## TASK DESCRIPTION:
Images embedded in the records are excluded; print everything else exactly as given.

+-------+

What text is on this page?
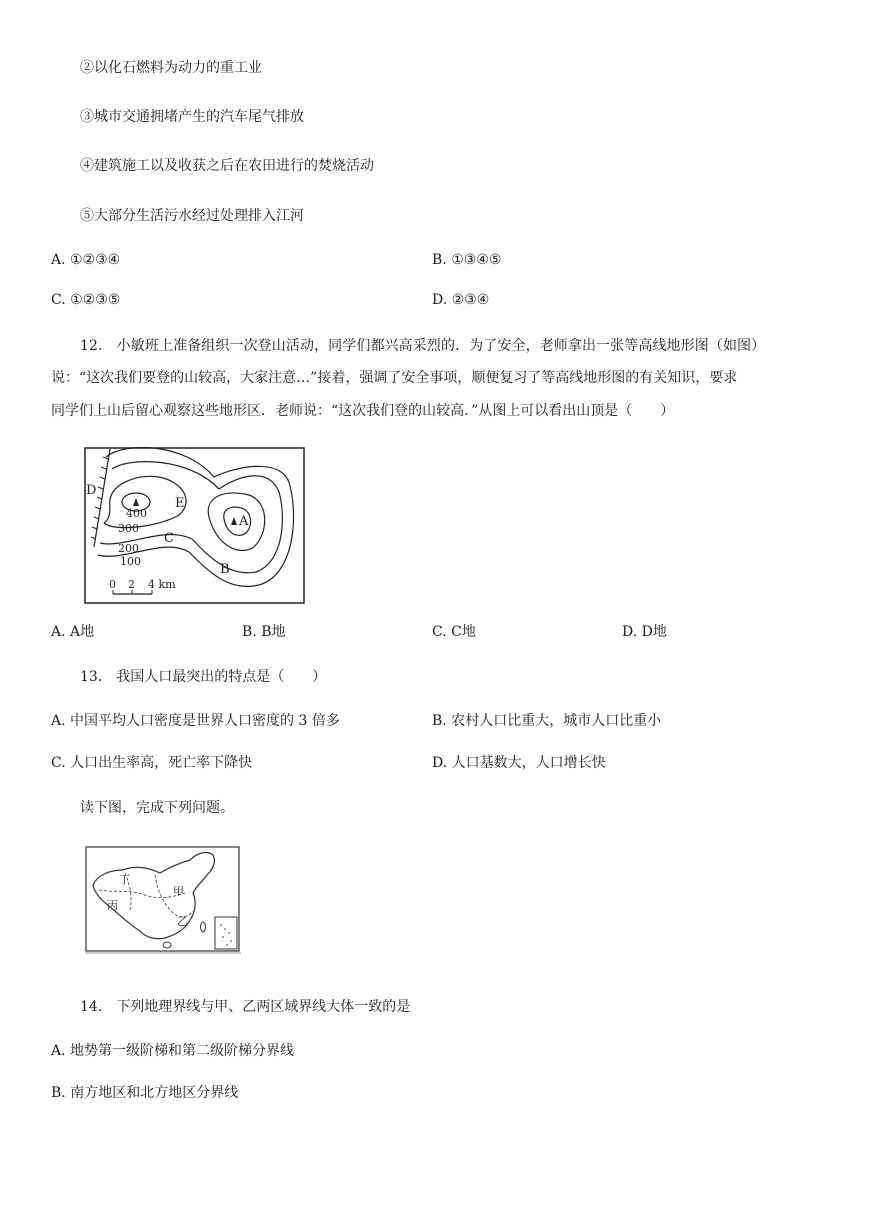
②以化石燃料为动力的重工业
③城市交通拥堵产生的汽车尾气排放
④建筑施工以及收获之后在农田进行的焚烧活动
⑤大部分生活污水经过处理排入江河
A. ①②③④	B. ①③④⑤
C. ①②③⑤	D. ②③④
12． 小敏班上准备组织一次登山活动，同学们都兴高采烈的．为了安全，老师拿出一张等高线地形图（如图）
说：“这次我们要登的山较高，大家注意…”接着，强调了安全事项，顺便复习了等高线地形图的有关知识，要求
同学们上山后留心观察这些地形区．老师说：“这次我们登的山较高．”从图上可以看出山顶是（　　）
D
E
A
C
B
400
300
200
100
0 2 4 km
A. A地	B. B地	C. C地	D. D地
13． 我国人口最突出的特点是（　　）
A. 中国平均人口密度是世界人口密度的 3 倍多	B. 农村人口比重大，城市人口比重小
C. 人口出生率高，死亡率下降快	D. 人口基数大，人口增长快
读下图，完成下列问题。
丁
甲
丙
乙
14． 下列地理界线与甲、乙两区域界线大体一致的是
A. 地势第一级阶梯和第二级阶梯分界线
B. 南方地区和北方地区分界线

+-------+

## OUTPUT BELOW:
What text is on this page?
②以化石燃料为动力的重工业
③城市交通拥堵产生的汽车尾气排放
④建筑施工以及收获之后在农田进行的焚烧活动
⑤大部分生活污水经过处理排入江河
A. ①②③④	B. ①③④⑤
C. ①②③⑤	D. ②③④
12． 小敏班上准备组织一次登山活动，同学们都兴高采烈的．为了安全，老师拿出一张等高线地形图（如图）
说：“这次我们要登的山较高，大家注意…”接着，强调了安全事项，顺便复习了等高线地形图的有关知识，要求
同学们上山后留心观察这些地形区．老师说：“这次我们登的山较高．”从图上可以看出山顶是（　　）
D
E
A
C
B
400
300
200
100
0 2 4 km
A. A地	B. B地	C. C地	D. D地
13． 我国人口最突出的特点是（　　）
A. 中国平均人口密度是世界人口密度的 3 倍多	B. 农村人口比重大，城市人口比重小
C. 人口出生率高，死亡率下降快	D. 人口基数大，人口增长快
读下图，完成下列问题。
丁
甲
丙
乙
14． 下列地理界线与甲、乙两区域界线大体一致的是
A. 地势第一级阶梯和第二级阶梯分界线
B. 南方地区和北方地区分界线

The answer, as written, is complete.